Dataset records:
───
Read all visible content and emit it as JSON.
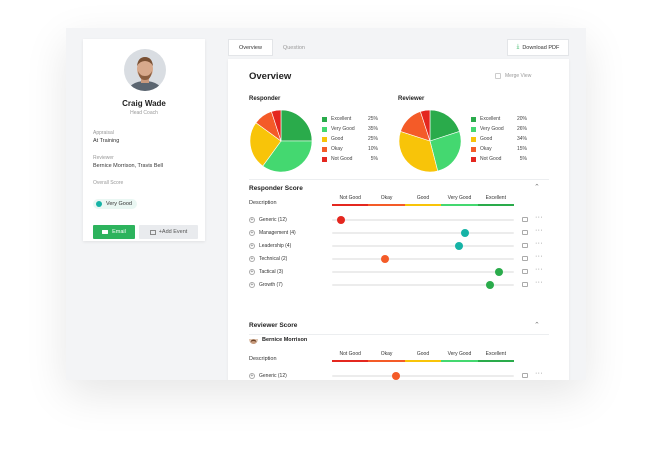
{
  "profile": {
    "name": "Craig Wade",
    "role": "Head Coach",
    "appraisal_label": "Appraisal",
    "appraisal_value": "At Training",
    "reviewer_label": "Reviewer",
    "reviewer_value": "Bernice Morrison, Travis Bell",
    "overall_label": "Overall Score",
    "overall_value": "Very Good",
    "email_button": "Email",
    "add_event_button": "+Add Event"
  },
  "tabs": [
    {
      "label": "Overview",
      "active": true
    },
    {
      "label": "Question",
      "active": false
    }
  ],
  "download_button": "Download PDF",
  "overview": {
    "title": "Overview",
    "merge_view_label": "Merge View",
    "merge_view_checked": false
  },
  "colors": {
    "excellent": "#2aab4b",
    "very_good": "#44d870",
    "good": "#f8c409",
    "okay": "#f45b28",
    "not_good": "#e4271f",
    "score_teal": "#16b3a6"
  },
  "responder_pie": {
    "title": "Responder",
    "slices": [
      {
        "label": "Excellent",
        "value": "25%",
        "color": "#2aab4b"
      },
      {
        "label": "Very Good",
        "value": "35%",
        "color": "#44d870"
      },
      {
        "label": "Good",
        "value": "25%",
        "color": "#f8c409"
      },
      {
        "label": "Okay",
        "value": "10%",
        "color": "#f45b28"
      },
      {
        "label": "Not Good",
        "value": "5%",
        "color": "#e4271f"
      }
    ]
  },
  "reviewer_pie": {
    "title": "Reviewer",
    "slices": [
      {
        "label": "Excellent",
        "value": "20%",
        "color": "#2aab4b"
      },
      {
        "label": "Very Good",
        "value": "26%",
        "color": "#44d870"
      },
      {
        "label": "Good",
        "value": "34%",
        "color": "#f8c409"
      },
      {
        "label": "Okay",
        "value": "15%",
        "color": "#f45b28"
      },
      {
        "label": "Not Good",
        "value": "5%",
        "color": "#e4271f"
      }
    ]
  },
  "scale_labels": [
    "Not Good",
    "Okay",
    "Good",
    "Very Good",
    "Excellent"
  ],
  "responder_score": {
    "title": "Responder Score",
    "description_label": "Description",
    "rows": [
      {
        "label": "Generic (12)",
        "position": 0.05,
        "color": "#e4271f"
      },
      {
        "label": "Management (4)",
        "position": 0.73,
        "color": "#16b3a6"
      },
      {
        "label": "Leadership (4)",
        "position": 0.7,
        "color": "#16b3a6"
      },
      {
        "label": "Technical (2)",
        "position": 0.29,
        "color": "#f45b28"
      },
      {
        "label": "Tactical (3)",
        "position": 0.92,
        "color": "#2aab4b"
      },
      {
        "label": "Growth (7)",
        "position": 0.87,
        "color": "#2aab4b"
      }
    ]
  },
  "reviewer_score": {
    "title": "Reviewer Score",
    "reviewer_name": "Bernice Morrison",
    "description_label": "Description",
    "rows": [
      {
        "label": "Generic (12)",
        "position": 0.35,
        "color": "#f45b28"
      }
    ]
  }
}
───
EXERCISE: Search the data above for the string "Morrison" and copy each line that has it.

THE SOLUTION:
    "reviewer_value": "Bernice Morrison, Travis Bell",
    "reviewer_name": "Bernice Morrison",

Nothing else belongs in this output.